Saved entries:
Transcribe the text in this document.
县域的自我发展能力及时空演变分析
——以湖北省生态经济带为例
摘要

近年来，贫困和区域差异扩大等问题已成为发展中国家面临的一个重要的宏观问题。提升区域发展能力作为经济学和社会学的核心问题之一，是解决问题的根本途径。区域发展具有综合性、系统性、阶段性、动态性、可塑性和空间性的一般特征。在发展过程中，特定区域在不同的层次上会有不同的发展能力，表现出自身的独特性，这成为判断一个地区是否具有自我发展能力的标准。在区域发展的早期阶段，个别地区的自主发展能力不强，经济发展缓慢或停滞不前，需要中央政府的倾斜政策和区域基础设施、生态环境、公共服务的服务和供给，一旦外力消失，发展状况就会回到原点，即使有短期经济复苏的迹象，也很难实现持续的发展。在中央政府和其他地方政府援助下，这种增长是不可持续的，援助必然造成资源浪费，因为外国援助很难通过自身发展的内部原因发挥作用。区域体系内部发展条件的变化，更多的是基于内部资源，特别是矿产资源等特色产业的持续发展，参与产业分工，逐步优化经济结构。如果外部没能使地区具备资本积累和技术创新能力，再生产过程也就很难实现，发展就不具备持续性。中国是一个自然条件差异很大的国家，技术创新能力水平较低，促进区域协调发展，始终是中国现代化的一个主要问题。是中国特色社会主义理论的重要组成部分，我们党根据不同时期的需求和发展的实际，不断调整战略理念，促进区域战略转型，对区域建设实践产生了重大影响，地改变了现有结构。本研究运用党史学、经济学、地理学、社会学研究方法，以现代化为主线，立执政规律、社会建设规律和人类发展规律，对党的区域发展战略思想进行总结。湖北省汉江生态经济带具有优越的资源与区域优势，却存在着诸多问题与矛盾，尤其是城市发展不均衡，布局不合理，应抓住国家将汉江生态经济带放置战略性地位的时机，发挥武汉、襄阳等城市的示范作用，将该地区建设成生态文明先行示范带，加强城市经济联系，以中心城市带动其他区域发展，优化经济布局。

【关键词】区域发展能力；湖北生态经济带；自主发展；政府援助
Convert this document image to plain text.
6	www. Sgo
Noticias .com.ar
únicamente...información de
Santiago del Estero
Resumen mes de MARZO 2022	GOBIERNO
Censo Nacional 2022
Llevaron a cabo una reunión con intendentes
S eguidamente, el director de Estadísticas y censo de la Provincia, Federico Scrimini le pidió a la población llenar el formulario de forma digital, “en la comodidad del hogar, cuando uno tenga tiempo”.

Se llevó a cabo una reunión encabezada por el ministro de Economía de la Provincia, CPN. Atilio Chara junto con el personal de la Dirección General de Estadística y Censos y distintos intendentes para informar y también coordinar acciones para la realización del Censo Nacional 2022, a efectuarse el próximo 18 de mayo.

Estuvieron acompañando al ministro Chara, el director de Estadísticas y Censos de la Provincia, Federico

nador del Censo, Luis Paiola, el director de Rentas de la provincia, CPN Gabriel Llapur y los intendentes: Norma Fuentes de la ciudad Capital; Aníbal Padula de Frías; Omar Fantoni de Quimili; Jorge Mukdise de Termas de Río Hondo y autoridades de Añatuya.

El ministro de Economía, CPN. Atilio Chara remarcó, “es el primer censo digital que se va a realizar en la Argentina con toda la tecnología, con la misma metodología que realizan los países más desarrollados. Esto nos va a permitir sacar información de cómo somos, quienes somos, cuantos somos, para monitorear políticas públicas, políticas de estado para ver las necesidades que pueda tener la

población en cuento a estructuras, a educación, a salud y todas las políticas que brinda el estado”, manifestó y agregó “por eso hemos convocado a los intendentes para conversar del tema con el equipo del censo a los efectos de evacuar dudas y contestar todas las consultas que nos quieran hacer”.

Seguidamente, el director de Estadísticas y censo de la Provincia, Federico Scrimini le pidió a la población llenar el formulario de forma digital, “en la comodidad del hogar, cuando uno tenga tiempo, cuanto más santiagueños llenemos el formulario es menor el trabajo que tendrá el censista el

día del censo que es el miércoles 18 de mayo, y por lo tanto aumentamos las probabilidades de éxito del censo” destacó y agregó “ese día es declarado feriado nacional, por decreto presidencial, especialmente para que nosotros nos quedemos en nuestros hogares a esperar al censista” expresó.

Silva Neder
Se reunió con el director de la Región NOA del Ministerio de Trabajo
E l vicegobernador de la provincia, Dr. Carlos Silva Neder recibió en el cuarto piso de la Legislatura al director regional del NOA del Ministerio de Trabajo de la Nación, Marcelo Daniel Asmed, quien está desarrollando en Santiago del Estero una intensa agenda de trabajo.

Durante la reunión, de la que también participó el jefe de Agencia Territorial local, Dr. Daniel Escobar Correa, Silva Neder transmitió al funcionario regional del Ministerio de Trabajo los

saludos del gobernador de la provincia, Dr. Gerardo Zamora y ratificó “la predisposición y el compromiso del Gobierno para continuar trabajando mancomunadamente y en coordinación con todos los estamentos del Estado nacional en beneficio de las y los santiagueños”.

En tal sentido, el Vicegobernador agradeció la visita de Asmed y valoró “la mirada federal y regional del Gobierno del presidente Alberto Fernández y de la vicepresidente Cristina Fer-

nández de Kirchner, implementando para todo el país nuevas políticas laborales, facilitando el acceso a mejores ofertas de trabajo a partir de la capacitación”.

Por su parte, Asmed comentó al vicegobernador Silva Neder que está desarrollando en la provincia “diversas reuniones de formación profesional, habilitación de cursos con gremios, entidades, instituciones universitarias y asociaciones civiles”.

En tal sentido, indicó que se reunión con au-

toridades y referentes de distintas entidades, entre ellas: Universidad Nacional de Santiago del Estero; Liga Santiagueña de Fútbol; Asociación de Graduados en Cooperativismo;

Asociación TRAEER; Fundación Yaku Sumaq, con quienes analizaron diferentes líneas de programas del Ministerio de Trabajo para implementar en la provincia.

Directions for this task
Every entry must be retyped in full, exactly as given.

Full output
Transcribe the text in this document.
县域的自我发展能力及时空演变分析
——以湖北省生态经济带为例
摘要

近年来，贫困和区域差异扩大等问题已成为发展中国家面临的一个重要的宏观问题。提升区域发展能力作为经济学和社会学的核心问题之一，是解决问题的根本途径。区域发展具有综合性、系统性、阶段性、动态性、可塑性和空间性的一般特征。在发展过程中，特定区域在不同的层次上会有不同的发展能力，表现出自身的独特性，这成为判断一个地区是否具有自我发展能力的标准。在区域发展的早期阶段，个别地区的自主发展能力不强，经济发展缓慢或停滞不前，需要中央政府的倾斜政策和区域基础设施、生态环境、公共服务的服务和供给，一旦外力消失，发展状况就会回到原点，即使有短期经济复苏的迹象，也很难实现持续的发展。在中央政府和其他地方政府援助下，这种增长是不可持续的，援助必然造成资源浪费，因为外国援助很难通过自身发展的内部原因发挥作用。区域体系内部发展条件的变化，更多的是基于内部资源，特别是矿产资源等特色产业的持续发展，参与产业分工，逐步优化经济结构。如果外部没能使地区具备资本积累和技术创新能力，再生产过程也就很难实现，发展就不具备持续性。中国是一个自然条件差异很大的国家，技术创新能力水平较低，促进区域协调发展，始终是中国现代化的一个主要问题。是中国特色社会主义理论的重要组成部分，我们党根据不同时期的需求和发展的实际，不断调整战略理念，促进区域战略转型，对区域建设实践产生了重大影响，地改变了现有结构。本研究运用党史学、经济学、地理学、社会学研究方法，以现代化为主线，立执政规律、社会建设规律和人类发展规律，对党的区域发展战略思想进行总结。湖北省汉江生态经济带具有优越的资源与区域优势，却存在着诸多问题与矛盾，尤其是城市发展不均衡，布局不合理，应抓住国家将汉江生态经济带放置战略性地位的时机，发挥武汉、襄阳等城市的示范作用，将该地区建设成生态文明先行示范带，加强城市经济联系，以中心城市带动其他区域发展，优化经济布局。

【关键词】区域发展能力；湖北生态经济带；自主发展；政府援助
Convert this document image to plain text.
6	www. Sgo
Noticias .com.ar
únicamente...información de
Santiago del Estero
Resumen mes de MARZO 2022	GOBIERNO
Censo Nacional 2022
Llevaron a cabo una reunión con intendentes
S eguidamente, el director de Estadísticas y censo de la Provincia, Federico Scrimini le pidió a la población llenar el formulario de forma digital, “en la comodidad del hogar, cuando uno tenga tiempo”.

Se llevó a cabo una reunión encabezada por el ministro de Economía de la Provincia, CPN. Atilio Chara junto con el personal de la Dirección General de Estadística y Censos y distintos intendentes para informar y también coordinar acciones para la realización del Censo Nacional 2022, a efectuarse el próximo 18 de mayo.

Estuvieron acompañando al ministro Chara, el director de Estadísticas y Censos de la Provincia, Federico

nador del Censo, Luis Paiola, el director de Rentas de la provincia, CPN Gabriel Llapur y los intendentes: Norma Fuentes de la ciudad Capital; Aníbal Padula de Frías; Omar Fantoni de Quimili; Jorge Mukdise de Termas de Río Hondo y autoridades de Añatuya.

El ministro de Economía, CPN. Atilio Chara remarcó, “es el primer censo digital que se va a realizar en la Argentina con toda la tecnología, con la misma metodología que realizan los países más desarrollados. Esto nos va a permitir sacar información de cómo somos, quienes somos, cuantos somos, para monitorear políticas públicas, políticas de estado para ver las necesidades que pueda tener la

población en cuento a estructuras, a educación, a salud y todas las políticas que brinda el estado”, manifestó y agregó “por eso hemos convocado a los intendentes para conversar del tema con el equipo del censo a los efectos de evacuar dudas y contestar todas las consultas que nos quieran hacer”.

Seguidamente, el director de Estadísticas y censo de la Provincia, Federico Scrimini le pidió a la población llenar el formulario de forma digital, “en la comodidad del hogar, cuando uno tenga tiempo, cuanto más santiagueños llenemos el formulario es menor el trabajo que tendrá el censista el

día del censo que es el miércoles 18 de mayo, y por lo tanto aumentamos las probabilidades de éxito del censo” destacó y agregó “ese día es declarado feriado nacional, por decreto presidencial, especialmente para que nosotros nos quedemos en nuestros hogares a esperar al censista” expresó.

Silva Neder
Se reunió con el director de la Región NOA del Ministerio de Trabajo
E l vicegobernador de la provincia, Dr. Carlos Silva Neder recibió en el cuarto piso de la Legislatura al director regional del NOA del Ministerio de Trabajo de la Nación, Marcelo Daniel Asmed, quien está desarrollando en Santiago del Estero una intensa agenda de trabajo.

Durante la reunión, de la que también participó el jefe de Agencia Territorial local, Dr. Daniel Escobar Correa, Silva Neder transmitió al funcionario regional del Ministerio de Trabajo los

saludos del gobernador de la provincia, Dr. Gerardo Zamora y ratificó “la predisposición y el compromiso del Gobierno para continuar trabajando mancomunadamente y en coordinación con todos los estamentos del Estado nacional en beneficio de las y los santiagueños”.

En tal sentido, el Vicegobernador agradeció la visita de Asmed y valoró “la mirada federal y regional del Gobierno del presidente Alberto Fernández y de la vicepresidente Cristina Fer-

nández de Kirchner, implementando para todo el país nuevas políticas laborales, facilitando el acceso a mejores ofertas de trabajo a partir de la capacitación”.

Por su parte, Asmed comentó al vicegobernador Silva Neder que está desarrollando en la provincia “diversas reuniones de formación profesional, habilitación de cursos con gremios, entidades, instituciones universitarias y asociaciones civiles”.

En tal sentido, indicó que se reunión con au-

toridades y referentes de distintas entidades, entre ellas: Universidad Nacional de Santiago del Estero; Liga Santiagueña de Fútbol; Asociación de Graduados en Cooperativismo;

Asociación TRAEER; Fundación Yaku Sumaq, con quienes analizaron diferentes líneas de programas del Ministerio de Trabajo para implementar en la provincia.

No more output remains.